• **DIRECTIVE**:
Report only the number of lines in the records that contain the word "always".

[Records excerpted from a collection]
|---|

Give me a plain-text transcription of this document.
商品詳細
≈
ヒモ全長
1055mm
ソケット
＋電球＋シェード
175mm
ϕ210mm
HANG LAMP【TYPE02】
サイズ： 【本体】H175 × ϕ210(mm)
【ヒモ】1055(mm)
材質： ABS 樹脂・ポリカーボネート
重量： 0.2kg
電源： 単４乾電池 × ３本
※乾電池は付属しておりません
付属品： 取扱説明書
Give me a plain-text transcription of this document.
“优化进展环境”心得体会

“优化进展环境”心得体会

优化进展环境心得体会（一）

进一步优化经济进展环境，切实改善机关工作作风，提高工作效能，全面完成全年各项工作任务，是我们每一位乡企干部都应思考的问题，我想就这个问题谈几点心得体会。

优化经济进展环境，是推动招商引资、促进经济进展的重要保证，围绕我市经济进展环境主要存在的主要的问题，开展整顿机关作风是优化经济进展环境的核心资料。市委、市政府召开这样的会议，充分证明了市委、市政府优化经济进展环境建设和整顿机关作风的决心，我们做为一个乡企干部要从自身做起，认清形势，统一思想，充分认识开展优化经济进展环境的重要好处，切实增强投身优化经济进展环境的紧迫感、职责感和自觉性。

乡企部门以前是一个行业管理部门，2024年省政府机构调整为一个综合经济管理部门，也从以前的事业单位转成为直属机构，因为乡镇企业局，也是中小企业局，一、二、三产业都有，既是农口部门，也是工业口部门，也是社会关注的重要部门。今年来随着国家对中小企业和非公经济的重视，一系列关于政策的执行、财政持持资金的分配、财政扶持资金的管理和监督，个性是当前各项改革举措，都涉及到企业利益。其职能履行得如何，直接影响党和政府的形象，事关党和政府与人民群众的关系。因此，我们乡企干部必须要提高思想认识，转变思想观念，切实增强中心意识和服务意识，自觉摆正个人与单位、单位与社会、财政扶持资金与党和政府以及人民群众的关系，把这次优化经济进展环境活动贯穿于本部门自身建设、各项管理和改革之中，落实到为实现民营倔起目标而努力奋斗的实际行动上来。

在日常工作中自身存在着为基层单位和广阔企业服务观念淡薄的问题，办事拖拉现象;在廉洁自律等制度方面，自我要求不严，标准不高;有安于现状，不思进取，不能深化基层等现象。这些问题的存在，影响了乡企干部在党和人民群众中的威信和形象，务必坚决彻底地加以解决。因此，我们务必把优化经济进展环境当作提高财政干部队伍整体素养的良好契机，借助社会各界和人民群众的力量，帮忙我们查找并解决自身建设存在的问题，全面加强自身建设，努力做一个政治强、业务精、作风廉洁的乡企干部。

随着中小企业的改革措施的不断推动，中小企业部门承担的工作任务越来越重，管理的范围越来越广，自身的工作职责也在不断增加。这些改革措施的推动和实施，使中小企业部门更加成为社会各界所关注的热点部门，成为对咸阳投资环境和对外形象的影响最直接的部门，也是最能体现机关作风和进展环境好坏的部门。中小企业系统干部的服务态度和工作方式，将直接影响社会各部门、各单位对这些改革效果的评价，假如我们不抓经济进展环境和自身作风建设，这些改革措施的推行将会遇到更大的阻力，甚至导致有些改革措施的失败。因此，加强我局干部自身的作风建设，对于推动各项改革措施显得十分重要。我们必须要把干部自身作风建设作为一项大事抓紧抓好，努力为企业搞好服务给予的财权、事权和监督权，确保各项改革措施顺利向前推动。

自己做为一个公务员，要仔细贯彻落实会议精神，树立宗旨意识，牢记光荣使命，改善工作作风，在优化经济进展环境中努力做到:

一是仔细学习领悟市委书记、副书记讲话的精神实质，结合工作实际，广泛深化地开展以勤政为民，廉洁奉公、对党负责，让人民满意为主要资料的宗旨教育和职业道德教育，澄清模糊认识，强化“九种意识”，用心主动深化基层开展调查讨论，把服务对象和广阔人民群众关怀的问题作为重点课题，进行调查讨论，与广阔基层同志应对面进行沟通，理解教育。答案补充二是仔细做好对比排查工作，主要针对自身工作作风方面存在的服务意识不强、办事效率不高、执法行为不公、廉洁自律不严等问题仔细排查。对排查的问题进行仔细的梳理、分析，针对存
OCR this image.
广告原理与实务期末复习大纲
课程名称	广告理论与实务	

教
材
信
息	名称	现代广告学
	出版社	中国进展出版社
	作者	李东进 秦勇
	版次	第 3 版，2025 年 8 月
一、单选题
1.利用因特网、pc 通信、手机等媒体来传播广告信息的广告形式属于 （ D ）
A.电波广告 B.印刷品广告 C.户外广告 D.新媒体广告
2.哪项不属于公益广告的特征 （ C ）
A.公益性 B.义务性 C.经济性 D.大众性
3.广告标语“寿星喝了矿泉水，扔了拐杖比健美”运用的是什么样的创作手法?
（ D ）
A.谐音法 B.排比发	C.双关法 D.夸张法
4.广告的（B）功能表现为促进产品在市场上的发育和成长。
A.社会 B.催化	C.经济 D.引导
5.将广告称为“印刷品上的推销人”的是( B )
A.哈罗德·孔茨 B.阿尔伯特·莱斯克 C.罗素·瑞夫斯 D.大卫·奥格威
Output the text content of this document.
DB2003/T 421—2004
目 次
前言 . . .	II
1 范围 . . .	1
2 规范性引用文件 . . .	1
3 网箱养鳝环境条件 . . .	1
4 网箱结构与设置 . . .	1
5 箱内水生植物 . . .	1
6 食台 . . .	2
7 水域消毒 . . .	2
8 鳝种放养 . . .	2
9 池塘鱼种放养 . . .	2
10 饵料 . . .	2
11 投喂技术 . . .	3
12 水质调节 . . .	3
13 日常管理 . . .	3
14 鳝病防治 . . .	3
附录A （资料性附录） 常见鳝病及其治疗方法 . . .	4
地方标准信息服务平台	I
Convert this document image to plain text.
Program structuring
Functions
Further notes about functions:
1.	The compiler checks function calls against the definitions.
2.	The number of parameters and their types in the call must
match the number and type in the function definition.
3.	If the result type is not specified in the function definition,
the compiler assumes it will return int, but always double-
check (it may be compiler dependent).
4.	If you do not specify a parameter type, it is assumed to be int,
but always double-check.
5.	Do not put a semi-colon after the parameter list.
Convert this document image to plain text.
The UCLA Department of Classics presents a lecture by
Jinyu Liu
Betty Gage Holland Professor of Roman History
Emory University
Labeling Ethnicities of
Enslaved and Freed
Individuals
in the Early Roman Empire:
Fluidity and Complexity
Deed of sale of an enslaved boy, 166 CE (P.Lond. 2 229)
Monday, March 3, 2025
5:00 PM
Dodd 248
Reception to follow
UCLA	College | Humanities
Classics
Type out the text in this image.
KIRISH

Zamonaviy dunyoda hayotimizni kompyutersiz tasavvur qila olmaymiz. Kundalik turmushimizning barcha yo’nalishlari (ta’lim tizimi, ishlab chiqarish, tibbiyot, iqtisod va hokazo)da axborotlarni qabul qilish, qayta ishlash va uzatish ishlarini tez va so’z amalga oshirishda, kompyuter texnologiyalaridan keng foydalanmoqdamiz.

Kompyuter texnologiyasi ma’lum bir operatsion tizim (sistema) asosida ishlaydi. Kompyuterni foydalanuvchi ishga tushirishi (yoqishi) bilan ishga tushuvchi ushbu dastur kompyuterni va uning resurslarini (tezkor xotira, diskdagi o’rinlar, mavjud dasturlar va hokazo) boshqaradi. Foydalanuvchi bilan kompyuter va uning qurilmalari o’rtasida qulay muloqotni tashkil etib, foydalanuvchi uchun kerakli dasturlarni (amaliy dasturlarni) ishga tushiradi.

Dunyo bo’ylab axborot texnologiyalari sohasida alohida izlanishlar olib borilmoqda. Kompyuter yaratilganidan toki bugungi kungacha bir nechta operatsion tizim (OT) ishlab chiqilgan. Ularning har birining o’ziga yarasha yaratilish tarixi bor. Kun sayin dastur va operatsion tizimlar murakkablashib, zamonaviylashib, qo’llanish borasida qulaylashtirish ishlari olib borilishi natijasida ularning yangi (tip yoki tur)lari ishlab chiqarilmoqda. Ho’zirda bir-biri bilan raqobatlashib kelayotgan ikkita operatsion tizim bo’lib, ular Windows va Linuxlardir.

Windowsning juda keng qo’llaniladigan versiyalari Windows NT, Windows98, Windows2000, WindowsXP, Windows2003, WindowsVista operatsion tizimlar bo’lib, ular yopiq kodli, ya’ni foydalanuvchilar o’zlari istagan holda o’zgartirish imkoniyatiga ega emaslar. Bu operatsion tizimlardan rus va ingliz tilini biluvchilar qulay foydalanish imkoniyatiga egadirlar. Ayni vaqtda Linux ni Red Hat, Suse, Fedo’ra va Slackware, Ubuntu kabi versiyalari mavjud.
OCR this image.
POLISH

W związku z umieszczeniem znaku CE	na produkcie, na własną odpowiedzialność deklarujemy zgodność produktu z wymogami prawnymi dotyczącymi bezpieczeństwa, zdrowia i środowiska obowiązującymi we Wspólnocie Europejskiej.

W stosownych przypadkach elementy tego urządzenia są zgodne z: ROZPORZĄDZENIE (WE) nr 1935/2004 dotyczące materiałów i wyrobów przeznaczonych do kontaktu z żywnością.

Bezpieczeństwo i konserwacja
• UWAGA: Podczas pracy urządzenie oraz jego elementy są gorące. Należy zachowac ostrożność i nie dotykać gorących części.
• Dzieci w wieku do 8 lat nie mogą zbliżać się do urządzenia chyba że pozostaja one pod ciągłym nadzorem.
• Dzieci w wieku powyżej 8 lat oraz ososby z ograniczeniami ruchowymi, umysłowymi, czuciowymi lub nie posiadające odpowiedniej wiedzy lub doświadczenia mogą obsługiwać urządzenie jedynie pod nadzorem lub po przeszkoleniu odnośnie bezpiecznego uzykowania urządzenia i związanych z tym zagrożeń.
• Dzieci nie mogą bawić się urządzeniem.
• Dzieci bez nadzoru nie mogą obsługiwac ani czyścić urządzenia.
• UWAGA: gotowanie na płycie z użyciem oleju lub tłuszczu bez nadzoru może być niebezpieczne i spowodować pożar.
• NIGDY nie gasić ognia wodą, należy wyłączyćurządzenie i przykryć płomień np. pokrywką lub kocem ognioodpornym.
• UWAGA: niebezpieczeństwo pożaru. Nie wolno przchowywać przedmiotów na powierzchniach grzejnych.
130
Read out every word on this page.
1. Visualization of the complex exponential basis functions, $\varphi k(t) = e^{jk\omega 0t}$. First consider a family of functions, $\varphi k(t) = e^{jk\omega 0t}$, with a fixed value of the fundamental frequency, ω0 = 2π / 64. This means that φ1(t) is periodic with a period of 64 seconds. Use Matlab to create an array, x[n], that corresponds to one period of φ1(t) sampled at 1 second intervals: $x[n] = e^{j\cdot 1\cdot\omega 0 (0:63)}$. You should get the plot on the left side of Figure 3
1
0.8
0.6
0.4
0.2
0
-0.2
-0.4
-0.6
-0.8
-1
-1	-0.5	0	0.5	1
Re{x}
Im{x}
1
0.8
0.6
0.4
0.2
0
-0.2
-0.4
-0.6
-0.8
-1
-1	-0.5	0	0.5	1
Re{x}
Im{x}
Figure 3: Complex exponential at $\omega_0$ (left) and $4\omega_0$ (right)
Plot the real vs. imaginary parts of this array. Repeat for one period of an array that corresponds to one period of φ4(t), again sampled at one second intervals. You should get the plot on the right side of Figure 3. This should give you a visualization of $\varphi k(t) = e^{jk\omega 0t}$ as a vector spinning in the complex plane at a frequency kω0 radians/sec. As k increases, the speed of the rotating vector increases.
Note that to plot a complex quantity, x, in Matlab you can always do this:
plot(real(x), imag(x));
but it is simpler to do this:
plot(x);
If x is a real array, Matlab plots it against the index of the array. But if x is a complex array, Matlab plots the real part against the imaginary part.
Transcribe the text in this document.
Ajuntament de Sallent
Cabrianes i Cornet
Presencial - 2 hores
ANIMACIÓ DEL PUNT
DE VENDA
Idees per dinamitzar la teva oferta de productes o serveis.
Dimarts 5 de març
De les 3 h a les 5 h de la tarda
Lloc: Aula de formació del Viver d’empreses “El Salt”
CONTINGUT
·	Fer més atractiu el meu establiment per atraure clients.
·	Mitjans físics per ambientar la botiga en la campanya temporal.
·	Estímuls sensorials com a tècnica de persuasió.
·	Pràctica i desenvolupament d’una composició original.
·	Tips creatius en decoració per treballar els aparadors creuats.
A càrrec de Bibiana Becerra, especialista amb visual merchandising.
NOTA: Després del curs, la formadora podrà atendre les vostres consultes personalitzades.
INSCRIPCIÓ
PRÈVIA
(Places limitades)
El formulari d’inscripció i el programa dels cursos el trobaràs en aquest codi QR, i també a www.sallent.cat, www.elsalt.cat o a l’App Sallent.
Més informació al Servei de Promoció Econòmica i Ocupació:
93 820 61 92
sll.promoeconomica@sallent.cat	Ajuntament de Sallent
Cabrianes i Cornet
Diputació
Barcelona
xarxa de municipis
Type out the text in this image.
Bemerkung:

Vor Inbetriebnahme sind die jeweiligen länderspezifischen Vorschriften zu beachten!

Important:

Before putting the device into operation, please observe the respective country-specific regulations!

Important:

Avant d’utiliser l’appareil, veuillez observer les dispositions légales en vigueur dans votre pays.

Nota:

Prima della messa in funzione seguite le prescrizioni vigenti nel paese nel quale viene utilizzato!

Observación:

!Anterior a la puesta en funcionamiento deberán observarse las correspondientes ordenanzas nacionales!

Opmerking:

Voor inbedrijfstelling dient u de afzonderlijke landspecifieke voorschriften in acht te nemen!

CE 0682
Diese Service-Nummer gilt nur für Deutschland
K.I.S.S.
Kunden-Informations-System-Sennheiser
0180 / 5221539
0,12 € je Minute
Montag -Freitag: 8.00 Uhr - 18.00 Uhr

|---|

• **SOLUTION**:
3